[RECORDS FOR THIS TASK]

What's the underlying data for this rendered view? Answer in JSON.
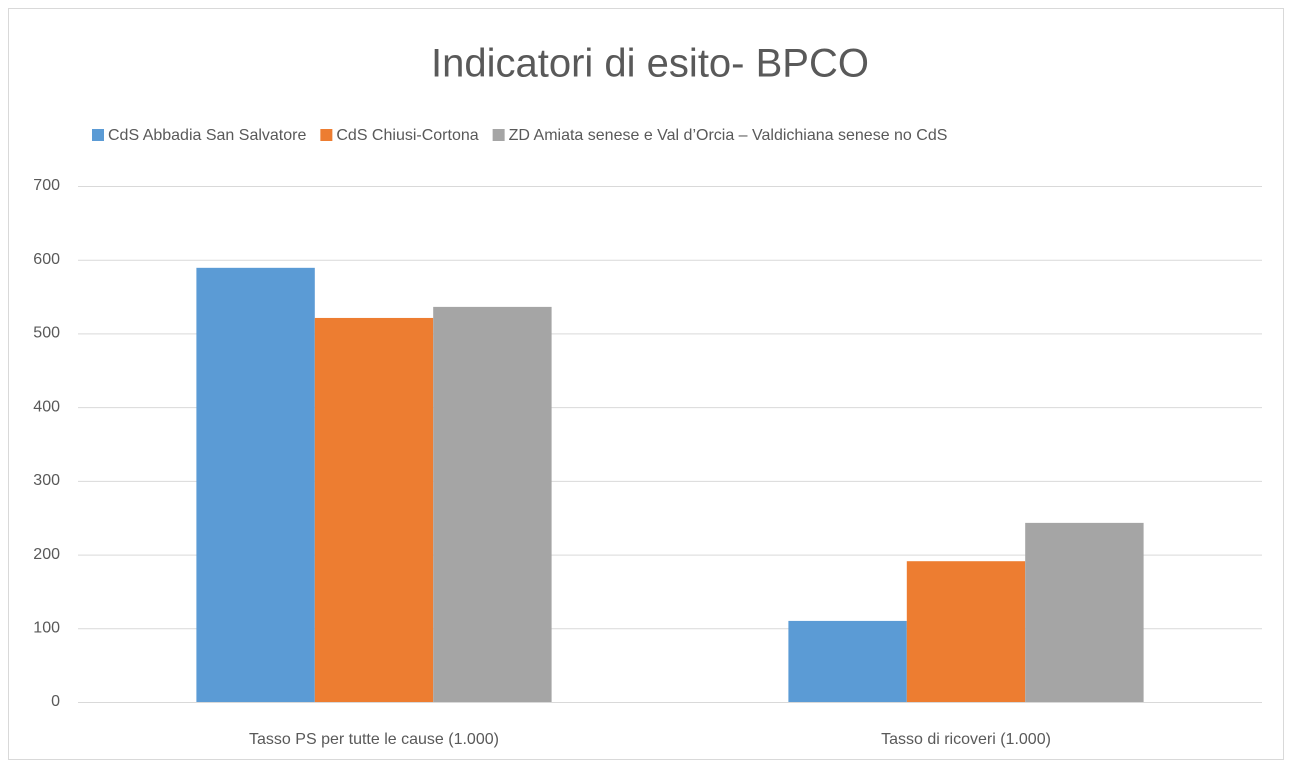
{
  "chart_data": {
    "type": "bar",
    "title": "Indicatori di esito- BPCO",
    "categories": [
      "Tasso PS per tutte le cause (1.000)",
      "Tasso di ricoveri (1.000)"
    ],
    "series": [
      {
        "name": "CdS Abbadia San Salvatore",
        "color": "#5b9bd5",
        "values": [
          589,
          110
        ]
      },
      {
        "name": "CdS Chiusi-Cortona",
        "color": "#ed7d31",
        "values": [
          521,
          191
        ]
      },
      {
        "name": "ZD Amiata senese e Val d’Orcia – Valdichiana senese no CdS",
        "color": "#a5a5a5",
        "values": [
          536,
          243
        ]
      }
    ],
    "ylim": [
      0,
      700
    ],
    "yticks": [
      0,
      100,
      200,
      300,
      400,
      500,
      600,
      700
    ],
    "grid": true,
    "legend": "top"
  }
}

[TASK STATEMENT] Return each line from the material above exactly, but not the pictures.

[OUTPUT FOR THIS EXERCISE]
What's the underlying data for this rendered view? Answer in JSON.
{
  "chart_data": {
    "type": "bar",
    "title": "Indicatori di esito- BPCO",
    "categories": [
      "Tasso PS per tutte le cause (1.000)",
      "Tasso di ricoveri (1.000)"
    ],
    "series": [
      {
        "name": "CdS Abbadia San Salvatore",
        "color": "#5b9bd5",
        "values": [
          589,
          110
        ]
      },
      {
        "name": "CdS Chiusi-Cortona",
        "color": "#ed7d31",
        "values": [
          521,
          191
        ]
      },
      {
        "name": "ZD Amiata senese e Val d’Orcia – Valdichiana senese no CdS",
        "color": "#a5a5a5",
        "values": [
          536,
          243
        ]
      }
    ],
    "ylim": [
      0,
      700
    ],
    "yticks": [
      0,
      100,
      200,
      300,
      400,
      500,
      600,
      700
    ],
    "grid": true,
    "legend": "top"
  }
}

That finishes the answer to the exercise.